→ **Work to be completed**
Reproduce all of the data that follows, character for character.

→ **Supplied material**
#####

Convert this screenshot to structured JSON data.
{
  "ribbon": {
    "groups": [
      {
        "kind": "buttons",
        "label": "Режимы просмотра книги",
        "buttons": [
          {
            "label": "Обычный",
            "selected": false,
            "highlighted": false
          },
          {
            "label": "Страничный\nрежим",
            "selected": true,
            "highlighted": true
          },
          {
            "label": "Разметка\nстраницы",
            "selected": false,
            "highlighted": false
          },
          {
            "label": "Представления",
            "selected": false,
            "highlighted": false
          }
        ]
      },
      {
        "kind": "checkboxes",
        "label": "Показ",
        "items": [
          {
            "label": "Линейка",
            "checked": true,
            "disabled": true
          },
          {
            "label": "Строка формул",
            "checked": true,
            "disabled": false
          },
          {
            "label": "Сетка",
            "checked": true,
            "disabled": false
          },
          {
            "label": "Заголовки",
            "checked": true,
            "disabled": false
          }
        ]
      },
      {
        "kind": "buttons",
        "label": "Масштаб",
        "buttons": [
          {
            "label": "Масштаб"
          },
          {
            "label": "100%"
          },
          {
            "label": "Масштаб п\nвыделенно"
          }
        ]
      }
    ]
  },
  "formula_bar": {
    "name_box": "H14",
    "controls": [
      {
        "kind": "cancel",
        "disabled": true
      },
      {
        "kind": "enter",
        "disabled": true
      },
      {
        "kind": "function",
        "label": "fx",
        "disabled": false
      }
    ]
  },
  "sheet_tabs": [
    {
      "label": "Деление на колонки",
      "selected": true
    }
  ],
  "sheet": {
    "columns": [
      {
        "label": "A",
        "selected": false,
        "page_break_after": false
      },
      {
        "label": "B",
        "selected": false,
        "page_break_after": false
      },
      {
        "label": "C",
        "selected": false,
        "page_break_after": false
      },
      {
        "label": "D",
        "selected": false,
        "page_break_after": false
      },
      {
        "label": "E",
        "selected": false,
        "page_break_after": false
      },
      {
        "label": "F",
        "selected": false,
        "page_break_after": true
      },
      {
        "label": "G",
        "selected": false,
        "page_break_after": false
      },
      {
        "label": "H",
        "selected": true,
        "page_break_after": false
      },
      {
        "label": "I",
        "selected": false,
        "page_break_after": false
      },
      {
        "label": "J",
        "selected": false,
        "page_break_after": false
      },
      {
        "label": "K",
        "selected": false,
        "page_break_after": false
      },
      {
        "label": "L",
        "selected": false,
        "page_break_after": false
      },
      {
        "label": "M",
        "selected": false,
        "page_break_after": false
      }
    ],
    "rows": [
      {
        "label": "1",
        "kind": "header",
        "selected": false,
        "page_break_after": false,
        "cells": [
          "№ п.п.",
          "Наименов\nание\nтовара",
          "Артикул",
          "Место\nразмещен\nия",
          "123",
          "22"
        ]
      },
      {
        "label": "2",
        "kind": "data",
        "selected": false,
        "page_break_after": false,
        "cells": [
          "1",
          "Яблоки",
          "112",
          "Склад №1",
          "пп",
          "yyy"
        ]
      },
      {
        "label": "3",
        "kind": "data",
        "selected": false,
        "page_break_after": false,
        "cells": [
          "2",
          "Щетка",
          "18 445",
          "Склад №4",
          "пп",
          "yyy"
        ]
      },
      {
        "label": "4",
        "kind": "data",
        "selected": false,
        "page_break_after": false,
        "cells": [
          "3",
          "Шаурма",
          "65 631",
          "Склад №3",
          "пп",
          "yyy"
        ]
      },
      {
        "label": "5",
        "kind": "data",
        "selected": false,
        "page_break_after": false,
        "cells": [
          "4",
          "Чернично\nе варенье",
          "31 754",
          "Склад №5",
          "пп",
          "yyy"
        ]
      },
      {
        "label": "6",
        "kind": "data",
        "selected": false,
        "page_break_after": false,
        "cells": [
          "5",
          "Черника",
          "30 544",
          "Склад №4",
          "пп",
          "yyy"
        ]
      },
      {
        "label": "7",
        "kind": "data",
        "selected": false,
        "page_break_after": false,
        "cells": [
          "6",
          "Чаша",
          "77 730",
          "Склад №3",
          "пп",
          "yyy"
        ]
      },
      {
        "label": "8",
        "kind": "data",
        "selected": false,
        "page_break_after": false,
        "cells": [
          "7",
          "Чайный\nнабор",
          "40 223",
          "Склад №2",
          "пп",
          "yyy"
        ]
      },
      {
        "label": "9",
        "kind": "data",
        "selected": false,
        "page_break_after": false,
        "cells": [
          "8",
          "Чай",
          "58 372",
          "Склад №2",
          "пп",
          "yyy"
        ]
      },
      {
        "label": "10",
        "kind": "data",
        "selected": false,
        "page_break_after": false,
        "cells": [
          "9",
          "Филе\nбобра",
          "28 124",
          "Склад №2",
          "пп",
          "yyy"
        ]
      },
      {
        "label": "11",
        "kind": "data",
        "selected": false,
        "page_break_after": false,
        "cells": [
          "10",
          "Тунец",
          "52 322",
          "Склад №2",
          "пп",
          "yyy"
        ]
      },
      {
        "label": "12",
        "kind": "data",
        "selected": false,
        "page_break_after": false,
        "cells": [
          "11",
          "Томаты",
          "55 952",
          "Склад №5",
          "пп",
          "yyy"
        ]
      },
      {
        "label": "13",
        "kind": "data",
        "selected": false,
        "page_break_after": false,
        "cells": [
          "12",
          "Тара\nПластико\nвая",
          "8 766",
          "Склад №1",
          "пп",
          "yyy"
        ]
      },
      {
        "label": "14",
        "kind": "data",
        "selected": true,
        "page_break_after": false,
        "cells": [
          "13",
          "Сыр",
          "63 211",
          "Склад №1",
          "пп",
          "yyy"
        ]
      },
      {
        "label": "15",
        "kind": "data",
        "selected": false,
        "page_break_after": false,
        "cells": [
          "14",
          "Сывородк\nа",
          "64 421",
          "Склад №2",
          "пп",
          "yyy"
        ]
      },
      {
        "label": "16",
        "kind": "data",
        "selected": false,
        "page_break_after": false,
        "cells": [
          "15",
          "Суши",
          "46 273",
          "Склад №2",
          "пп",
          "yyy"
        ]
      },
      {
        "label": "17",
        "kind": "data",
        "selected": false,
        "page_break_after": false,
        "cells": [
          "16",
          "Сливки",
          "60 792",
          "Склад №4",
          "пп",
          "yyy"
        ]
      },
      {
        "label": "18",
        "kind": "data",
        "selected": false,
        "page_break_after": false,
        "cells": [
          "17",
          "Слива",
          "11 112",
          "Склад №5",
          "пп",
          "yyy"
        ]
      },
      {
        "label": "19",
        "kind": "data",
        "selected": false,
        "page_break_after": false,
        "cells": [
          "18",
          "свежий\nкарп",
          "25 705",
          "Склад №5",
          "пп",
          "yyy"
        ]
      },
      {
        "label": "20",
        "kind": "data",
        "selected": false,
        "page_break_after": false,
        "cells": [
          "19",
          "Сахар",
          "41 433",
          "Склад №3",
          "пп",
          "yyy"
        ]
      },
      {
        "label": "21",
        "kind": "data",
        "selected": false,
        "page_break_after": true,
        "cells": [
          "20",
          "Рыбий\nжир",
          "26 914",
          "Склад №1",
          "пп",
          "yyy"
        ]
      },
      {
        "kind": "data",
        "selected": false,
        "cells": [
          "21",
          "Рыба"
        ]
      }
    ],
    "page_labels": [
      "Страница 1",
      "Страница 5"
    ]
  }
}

#####

→ **Problem solution**
Convert this screenshot to structured JSON data.
{
  "ribbon": {
    "groups": [
      {
        "kind": "buttons",
        "label": "Режимы просмотра книги",
        "buttons": [
          {
            "label": "Обычный",
            "selected": false,
            "highlighted": false
          },
          {
            "label": "Страничный\nрежим",
            "selected": true,
            "highlighted": true
          },
          {
            "label": "Разметка\nстраницы",
            "selected": false,
            "highlighted": false
          },
          {
            "label": "Представления",
            "selected": false,
            "highlighted": false
          }
        ]
      },
      {
        "kind": "checkboxes",
        "label": "Показ",
        "items": [
          {
            "label": "Линейка",
            "checked": true,
            "disabled": true
          },
          {
            "label": "Строка формул",
            "checked": true,
            "disabled": false
          },
          {
            "label": "Сетка",
            "checked": true,
            "disabled": false
          },
          {
            "label": "Заголовки",
            "checked": true,
            "disabled": false
          }
        ]
      },
      {
        "kind": "buttons",
        "label": "Масштаб",
        "buttons": [
          {
            "label": "Масштаб"
          },
          {
            "label": "100%"
          },
          {
            "label": "Масштаб п\nвыделенно"
          }
        ]
      }
    ]
  },
  "formula_bar": {
    "name_box": "H14",
    "controls": [
      {
        "kind": "cancel",
        "disabled": true
      },
      {
        "kind": "enter",
        "disabled": true
      },
      {
        "kind": "function",
        "label": "fx",
        "disabled": false
      }
    ]
  },
  "sheet_tabs": [
    {
      "label": "Деление на колонки",
      "selected": true
    }
  ],
  "sheet": {
    "columns": [
      {
        "label": "A",
        "selected": false,
        "page_break_after": false
      },
      {
        "label": "B",
        "selected": false,
        "page_break_after": false
      },
      {
        "label": "C",
        "selected": false,
        "page_break_after": false
      },
      {
        "label": "D",
        "selected": false,
        "page_break_after": false
      },
      {
        "label": "E",
        "selected": false,
        "page_break_after": false
      },
      {
        "label": "F",
        "selected": false,
        "page_break_after": true
      },
      {
        "label": "G",
        "selected": false,
        "page_break_after": false
      },
      {
        "label": "H",
        "selected": true,
        "page_break_after": false
      },
      {
        "label": "I",
        "selected": false,
        "page_break_after": false
      },
      {
        "label": "J",
        "selected": false,
        "page_break_after": false
      },
      {
        "label": "K",
        "selected": false,
        "page_break_after": false
      },
      {
        "label": "L",
        "selected": false,
        "page_break_after": false
      },
      {
        "label": "M",
        "selected": false,
        "page_break_after": false
      }
    ],
    "rows": [
      {
        "label": "1",
        "kind": "header",
        "selected": false,
        "page_break_after": false,
        "cells": [
          "№ п.п.",
          "Наименов\nание\nтовара",
          "Артикул",
          "Место\nразмещен\nия",
          "123",
          "22"
        ]
      },
      {
        "label": "2",
        "kind": "data",
        "selected": false,
        "page_break_after": false,
        "cells": [
          "1",
          "Яблоки",
          "112",
          "Склад №1",
          "пп",
          "yyy"
        ]
      },
      {
        "label": "3",
        "kind": "data",
        "selected": false,
        "page_break_after": false,
        "cells": [
          "2",
          "Щетка",
          "18 445",
          "Склад №4",
          "пп",
          "yyy"
        ]
      },
      {
        "label": "4",
        "kind": "data",
        "selected": false,
        "page_break_after": false,
        "cells": [
          "3",
          "Шаурма",
          "65 631",
          "Склад №3",
          "пп",
          "yyy"
        ]
      },
      {
        "label": "5",
        "kind": "data",
        "selected": false,
        "page_break_after": false,
        "cells": [
          "4",
          "Чернично\nе варенье",
          "31 754",
          "Склад №5",
          "пп",
          "yyy"
        ]
      },
      {
        "label": "6",
        "kind": "data",
        "selected": false,
        "page_break_after": false,
        "cells": [
          "5",
          "Черника",
          "30 544",
          "Склад №4",
          "пп",
          "yyy"
        ]
      },
      {
        "label": "7",
        "kind": "data",
        "selected": false,
        "page_break_after": false,
        "cells": [
          "6",
          "Чаша",
          "77 730",
          "Склад №3",
          "пп",
          "yyy"
        ]
      },
      {
        "label": "8",
        "kind": "data",
        "selected": false,
        "page_break_after": false,
        "cells": [
          "7",
          "Чайный\nнабор",
          "40 223",
          "Склад №2",
          "пп",
          "yyy"
        ]
      },
      {
        "label": "9",
        "kind": "data",
        "selected": false,
        "page_break_after": false,
        "cells": [
          "8",
          "Чай",
          "58 372",
          "Склад №2",
          "пп",
          "yyy"
        ]
      },
      {
        "label": "10",
        "kind": "data",
        "selected": false,
        "page_break_after": false,
        "cells": [
          "9",
          "Филе\nбобра",
          "28 124",
          "Склад №2",
          "пп",
          "yyy"
        ]
      },
      {
        "label": "11",
        "kind": "data",
        "selected": false,
        "page_break_after": false,
        "cells": [
          "10",
          "Тунец",
          "52 322",
          "Склад №2",
          "пп",
          "yyy"
        ]
      },
      {
        "label": "12",
        "kind": "data",
        "selected": false,
        "page_break_after": false,
        "cells": [
          "11",
          "Томаты",
          "55 952",
          "Склад №5",
          "пп",
          "yyy"
        ]
      },
      {
        "label": "13",
        "kind": "data",
        "selected": false,
        "page_break_after": false,
        "cells": [
          "12",
          "Тара\nПластико\nвая",
          "8 766",
          "Склад №1",
          "пп",
          "yyy"
        ]
      },
      {
        "label": "14",
        "kind": "data",
        "selected": true,
        "page_break_after": false,
        "cells": [
          "13",
          "Сыр",
          "63 211",
          "Склад №1",
          "пп",
          "yyy"
        ]
      },
      {
        "label": "15",
        "kind": "data",
        "selected": false,
        "page_break_after": false,
        "cells": [
          "14",
          "Сывородк\nа",
          "64 421",
          "Склад №2",
          "пп",
          "yyy"
        ]
      },
      {
        "label": "16",
        "kind": "data",
        "selected": false,
        "page_break_after": false,
        "cells": [
          "15",
          "Суши",
          "46 273",
          "Склад №2",
          "пп",
          "yyy"
        ]
      },
      {
        "label": "17",
        "kind": "data",
        "selected": false,
        "page_break_after": false,
        "cells": [
          "16",
          "Сливки",
          "60 792",
          "Склад №4",
          "пп",
          "yyy"
        ]
      },
      {
        "label": "18",
        "kind": "data",
        "selected": false,
        "page_break_after": false,
        "cells": [
          "17",
          "Слива",
          "11 112",
          "Склад №5",
          "пп",
          "yyy"
        ]
      },
      {
        "label": "19",
        "kind": "data",
        "selected": false,
        "page_break_after": false,
        "cells": [
          "18",
          "свежий\nкарп",
          "25 705",
          "Склад №5",
          "пп",
          "yyy"
        ]
      },
      {
        "label": "20",
        "kind": "data",
        "selected": false,
        "page_break_after": false,
        "cells": [
          "19",
          "Сахар",
          "41 433",
          "Склад №3",
          "пп",
          "yyy"
        ]
      },
      {
        "label": "21",
        "kind": "data",
        "selected": false,
        "page_break_after": true,
        "cells": [
          "20",
          "Рыбий\nжир",
          "26 914",
          "Склад №1",
          "пп",
          "yyy"
        ]
      },
      {
        "kind": "data",
        "selected": false,
        "cells": [
          "21",
          "Рыба"
        ]
      }
    ],
    "page_labels": [
      "Страница 1",
      "Страница 5"
    ]
  }
}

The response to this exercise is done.